Soal Latihan –
1. Perbarui bagian berita tentang jurnalis Mesir yang dibuka dengan kata-kata berisi "Jurnalis asal Mesir, Ahmed" dan ditutup dengan "rezim Hosni Mubarak.", lalu ganti "balkon" dengan "atap".
2. Dalam berita tentang jurnalis Mesir, untuk koran apa Mahmoud bekerja?
3. Tolong lanjutkan berita tentang kematian jurnalis Mesir ini mulai setelah kalimat terakhirnya.

Kutipan Teks –
↓

Jurnalis asal Mesir, Ahmed Mohammed Mahmoud (36), akhirnya menghembuskan nafas terakhir Jumat, 4 Februari 2011. Ia adalah wartawan pertama yang menjadi martir di tengah konflik yang sudah memasuki hari kesebelas ini.
Seperti diberitakan situs
Al Ahram, Mahmoud diterjang peluru pada Jumat 28 Januari 2011, saat mengambil gambar bentrok antara pengunjuk rasa dan aparat keamanan dari balkon rumahnya. Ia diduga sengaja ditembak oleh penembak jitu (
sniper).
Mahmoud bekerja untuk koran
Al Taawun, masih satu grup dengan
Al Ahram. Ia tinggal di dekat pusat pergolakan, Lapangan Tahrir --yang juga menjadi lokasi rusuh antara kelompok antipemerintah dan kubu pendukung rezim Hosni Mubarak.

↑

Data elemen dan wilayah –
↓

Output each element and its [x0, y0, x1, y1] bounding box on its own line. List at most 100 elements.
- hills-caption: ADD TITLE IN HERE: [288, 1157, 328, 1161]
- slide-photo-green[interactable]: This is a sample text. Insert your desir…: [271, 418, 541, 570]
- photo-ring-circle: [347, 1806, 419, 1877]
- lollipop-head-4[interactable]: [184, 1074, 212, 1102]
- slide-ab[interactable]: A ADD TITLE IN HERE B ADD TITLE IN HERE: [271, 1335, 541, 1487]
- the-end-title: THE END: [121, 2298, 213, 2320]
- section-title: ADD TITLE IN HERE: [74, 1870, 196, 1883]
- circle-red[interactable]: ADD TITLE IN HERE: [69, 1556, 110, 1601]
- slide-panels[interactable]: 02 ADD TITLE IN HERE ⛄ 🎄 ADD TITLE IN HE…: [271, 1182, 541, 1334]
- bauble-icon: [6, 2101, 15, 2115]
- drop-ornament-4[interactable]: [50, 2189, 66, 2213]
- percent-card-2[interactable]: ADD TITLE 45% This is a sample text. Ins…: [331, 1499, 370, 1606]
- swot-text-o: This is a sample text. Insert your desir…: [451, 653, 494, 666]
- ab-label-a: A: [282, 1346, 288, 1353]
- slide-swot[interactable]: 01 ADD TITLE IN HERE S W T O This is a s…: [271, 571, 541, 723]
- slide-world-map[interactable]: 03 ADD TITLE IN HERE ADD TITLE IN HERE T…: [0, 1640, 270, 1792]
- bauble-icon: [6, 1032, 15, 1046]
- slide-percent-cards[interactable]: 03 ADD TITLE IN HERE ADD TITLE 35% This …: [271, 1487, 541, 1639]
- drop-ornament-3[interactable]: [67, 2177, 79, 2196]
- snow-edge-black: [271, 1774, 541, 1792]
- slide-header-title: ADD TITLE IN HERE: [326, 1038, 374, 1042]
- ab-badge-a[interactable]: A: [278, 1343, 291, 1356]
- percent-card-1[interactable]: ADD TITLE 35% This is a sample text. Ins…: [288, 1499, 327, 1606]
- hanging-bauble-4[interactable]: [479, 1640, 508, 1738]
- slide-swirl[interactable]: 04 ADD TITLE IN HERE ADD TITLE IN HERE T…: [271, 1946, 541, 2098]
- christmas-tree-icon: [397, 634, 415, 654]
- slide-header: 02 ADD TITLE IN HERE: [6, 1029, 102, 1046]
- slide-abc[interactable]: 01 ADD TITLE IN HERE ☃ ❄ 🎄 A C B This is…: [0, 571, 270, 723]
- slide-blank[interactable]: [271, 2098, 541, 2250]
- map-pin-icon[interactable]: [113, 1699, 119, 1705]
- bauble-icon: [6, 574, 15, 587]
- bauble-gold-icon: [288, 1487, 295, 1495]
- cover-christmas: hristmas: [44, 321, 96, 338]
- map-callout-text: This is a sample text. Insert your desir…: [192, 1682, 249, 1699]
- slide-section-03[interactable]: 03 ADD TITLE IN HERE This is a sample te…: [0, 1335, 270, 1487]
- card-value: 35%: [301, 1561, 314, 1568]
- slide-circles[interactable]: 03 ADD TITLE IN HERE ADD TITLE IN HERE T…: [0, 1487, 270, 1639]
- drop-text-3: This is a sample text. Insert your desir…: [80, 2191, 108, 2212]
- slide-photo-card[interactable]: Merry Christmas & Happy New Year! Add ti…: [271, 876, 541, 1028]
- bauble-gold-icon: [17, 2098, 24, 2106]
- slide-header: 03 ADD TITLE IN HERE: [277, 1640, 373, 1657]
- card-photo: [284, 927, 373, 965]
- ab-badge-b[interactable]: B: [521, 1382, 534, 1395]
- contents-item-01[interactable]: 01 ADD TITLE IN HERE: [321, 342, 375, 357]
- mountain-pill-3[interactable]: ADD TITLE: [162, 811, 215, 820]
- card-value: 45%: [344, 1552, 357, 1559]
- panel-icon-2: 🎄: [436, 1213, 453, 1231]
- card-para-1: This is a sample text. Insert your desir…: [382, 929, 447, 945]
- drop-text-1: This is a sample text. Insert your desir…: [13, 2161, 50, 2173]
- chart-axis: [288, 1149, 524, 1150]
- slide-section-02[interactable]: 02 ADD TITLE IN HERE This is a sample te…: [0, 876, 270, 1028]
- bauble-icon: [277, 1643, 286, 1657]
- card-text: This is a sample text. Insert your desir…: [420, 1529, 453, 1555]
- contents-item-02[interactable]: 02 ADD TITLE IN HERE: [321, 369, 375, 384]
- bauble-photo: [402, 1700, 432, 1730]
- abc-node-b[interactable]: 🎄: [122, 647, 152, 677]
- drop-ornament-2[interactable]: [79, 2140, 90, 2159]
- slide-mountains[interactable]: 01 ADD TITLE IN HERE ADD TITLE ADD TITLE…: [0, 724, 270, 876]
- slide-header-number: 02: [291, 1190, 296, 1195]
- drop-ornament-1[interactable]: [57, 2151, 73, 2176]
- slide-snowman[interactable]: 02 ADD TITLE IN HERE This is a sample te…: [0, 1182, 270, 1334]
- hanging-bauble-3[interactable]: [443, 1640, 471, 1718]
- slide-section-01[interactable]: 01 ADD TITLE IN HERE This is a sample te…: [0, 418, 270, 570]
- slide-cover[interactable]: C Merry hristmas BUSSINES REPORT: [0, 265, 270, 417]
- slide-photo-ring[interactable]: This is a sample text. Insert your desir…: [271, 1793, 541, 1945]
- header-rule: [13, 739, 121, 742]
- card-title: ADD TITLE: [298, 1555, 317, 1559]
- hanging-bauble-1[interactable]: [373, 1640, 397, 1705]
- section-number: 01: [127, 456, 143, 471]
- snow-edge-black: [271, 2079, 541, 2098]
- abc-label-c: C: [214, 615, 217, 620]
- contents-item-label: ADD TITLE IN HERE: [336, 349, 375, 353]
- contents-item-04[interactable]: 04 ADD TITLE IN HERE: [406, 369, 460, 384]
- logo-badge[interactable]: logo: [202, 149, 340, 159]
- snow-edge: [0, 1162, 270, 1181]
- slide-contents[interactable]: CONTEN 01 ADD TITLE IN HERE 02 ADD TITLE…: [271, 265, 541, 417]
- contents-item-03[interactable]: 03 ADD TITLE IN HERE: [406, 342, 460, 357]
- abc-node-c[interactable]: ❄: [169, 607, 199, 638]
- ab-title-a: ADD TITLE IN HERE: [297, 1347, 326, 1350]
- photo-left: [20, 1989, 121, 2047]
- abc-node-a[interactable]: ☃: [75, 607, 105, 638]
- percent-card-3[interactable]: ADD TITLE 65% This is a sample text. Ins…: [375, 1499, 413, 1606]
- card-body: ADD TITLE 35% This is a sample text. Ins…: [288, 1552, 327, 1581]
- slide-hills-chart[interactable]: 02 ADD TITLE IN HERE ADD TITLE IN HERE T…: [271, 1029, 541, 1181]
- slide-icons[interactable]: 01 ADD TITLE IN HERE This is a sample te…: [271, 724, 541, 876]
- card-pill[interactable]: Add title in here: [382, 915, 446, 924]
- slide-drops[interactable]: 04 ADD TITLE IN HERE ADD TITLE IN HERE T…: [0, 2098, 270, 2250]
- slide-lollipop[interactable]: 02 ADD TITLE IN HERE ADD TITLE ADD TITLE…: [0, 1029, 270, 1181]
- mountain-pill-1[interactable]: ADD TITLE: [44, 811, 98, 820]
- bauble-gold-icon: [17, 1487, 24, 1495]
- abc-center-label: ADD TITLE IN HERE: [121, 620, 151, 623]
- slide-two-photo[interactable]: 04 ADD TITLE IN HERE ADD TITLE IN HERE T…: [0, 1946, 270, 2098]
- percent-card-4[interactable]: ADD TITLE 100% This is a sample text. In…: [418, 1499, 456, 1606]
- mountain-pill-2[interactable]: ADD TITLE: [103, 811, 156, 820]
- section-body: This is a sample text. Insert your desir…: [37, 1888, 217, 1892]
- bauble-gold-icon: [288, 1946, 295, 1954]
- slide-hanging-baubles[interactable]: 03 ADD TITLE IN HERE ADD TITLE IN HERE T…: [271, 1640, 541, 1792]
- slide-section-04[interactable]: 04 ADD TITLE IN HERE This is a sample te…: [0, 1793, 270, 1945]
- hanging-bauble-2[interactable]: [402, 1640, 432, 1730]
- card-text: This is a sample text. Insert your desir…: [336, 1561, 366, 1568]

↑

Jawaban –
1.
Jurnalis asal Mesir, Ahmed Mohammed Mahmoud (36), akhirnya menghembuskan nafas terakhir Jumat, 4 Februari 2011. Ia adalah wartawan pertama yang menjadi martir di tengah konflik yang sudah memasuki hari kesebelas ini.
Seperti diberitakan situs
Al Ahram, Mahmoud diterjang peluru pada Jumat 28 Januari 2011, saat mengambil gambar bentrok antara pengunjuk rasa dan aparat keamanan dari atap rumahnya. Ia diduga sengaja ditembak oleh penembak jitu (
sniper).
Mahmoud bekerja untuk koran
Al Taawun, masih satu grup dengan
Al Ahram. Ia tinggal di dekat pusat pergolakan, Lapangan Tahrir --yang juga menjadi lokasi rusuh antara kelompok antipemerintah dan kubu pendukung rezim Hosni Mubarak.

2. Mahmoud bekerja untuk koran Al Taawun, yang masih satu grup dengan Al Ahram.

3.
Tragedi Mahmoud adalah cermin rentannya keselamatan para awak media yang bertugas mengabarkan situasi Mesir ke seluruh dunia.
Para wartawan internasional menjadi bulan-bulanan gerombolan 'preman' yang diduga pendukung Mubarak. Mereka dikeroyok, digebuk, dan ditendang seperti maling. Bahkan, kaki seorang jurnalis asal Yunani ditusuk dengan obeng.
Tidak hanya serangan fisik, media pun diintimidasi. Kantor
Al Jazeera di Kairo bahkan dibakar dan situsnya dibajak. Tindakan ini diduga sebagai upaya rezim agar apa yang terjadi di negeri itu tidak tersebar ke seluruh dunia.
"Kami tidak pernah melihat yang seperti ini sebelumnya. Tak ada perwakilan media di Mesir yang lolos dari kekerasan," kata Jean-Francois Juillard, kepala advokasi media yang berbasis di Prancis, Reporters Without Borders, seperti dimuat
The Star, Sabtu 5 Februari 2011.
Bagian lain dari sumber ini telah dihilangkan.